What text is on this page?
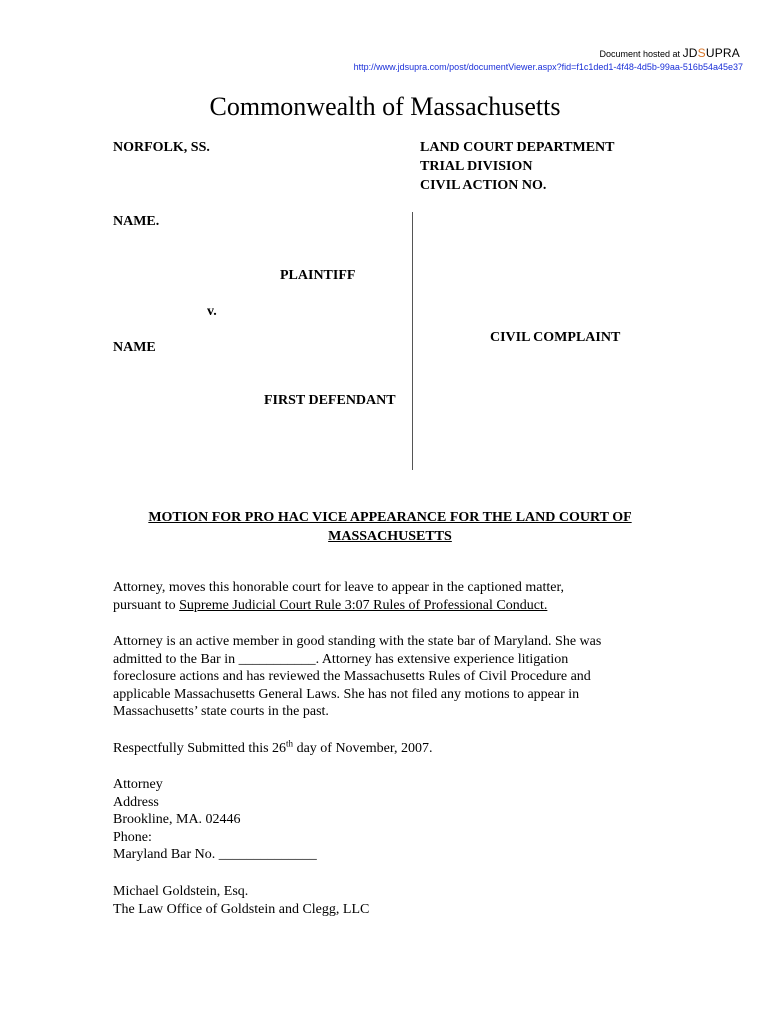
Document hosted at JDSUPRA
http://www.jdsupra.com/post/documentViewer.aspx?fid=f1c1ded1-4f48-4d5b-99aa-516b54a45e37
Commonwealth of Massachusetts
NORFOLK, SS.	LAND COURT DEPARTMENT
TRIAL DIVISION
CIVIL ACTION NO.
NAME.
PLAINTIFF
v.
NAME
FIRST DEFENDANT
CIVIL COMPLAINT
MOTION FOR PRO HAC VICE APPEARANCE FOR THE LAND COURT OF
MASSACHUSETTS
Attorney, moves this honorable court for leave to appear in the captioned matter,
pursuant to Supreme Judicial Court Rule 3:07 Rules of Professional Conduct.
Attorney is an active member in good standing with the state bar of Maryland. She was
admitted to the Bar in ___________. Attorney has extensive experience litigation
foreclosure actions and has reviewed the Massachusetts Rules of Civil Procedure and
applicable Massachusetts General Laws. She has not filed any motions to appear in
Massachusetts’ state courts in the past.
Respectfully Submitted this 26th day of November, 2007.
Attorney
Address
Brookline, MA. 02446
Phone:
Maryland Bar No. ______________
Michael Goldstein, Esq.
The Law Office of Goldstein and Clegg, LLC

WHAT YOU HAVE TO DO:
Above are records with pictures; repeat the records exactly and leave the pictures out.

CORRECT OUTPUT:
What text is on this page?
Document hosted at JDSUPRA
http://www.jdsupra.com/post/documentViewer.aspx?fid=f1c1ded1-4f48-4d5b-99aa-516b54a45e37
Commonwealth of Massachusetts
NORFOLK, SS.	LAND COURT DEPARTMENT
TRIAL DIVISION
CIVIL ACTION NO.
NAME.
PLAINTIFF
v.
NAME
FIRST DEFENDANT
CIVIL COMPLAINT
MOTION FOR PRO HAC VICE APPEARANCE FOR THE LAND COURT OF
MASSACHUSETTS
Attorney, moves this honorable court for leave to appear in the captioned matter,
pursuant to Supreme Judicial Court Rule 3:07 Rules of Professional Conduct.
Attorney is an active member in good standing with the state bar of Maryland. She was
admitted to the Bar in ___________. Attorney has extensive experience litigation
foreclosure actions and has reviewed the Massachusetts Rules of Civil Procedure and
applicable Massachusetts General Laws. She has not filed any motions to appear in
Massachusetts’ state courts in the past.
Respectfully Submitted this 26th day of November, 2007.
Attorney
Address
Brookline, MA. 02446
Phone:
Maryland Bar No. ______________
Michael Goldstein, Esq.
The Law Office of Goldstein and Clegg, LLC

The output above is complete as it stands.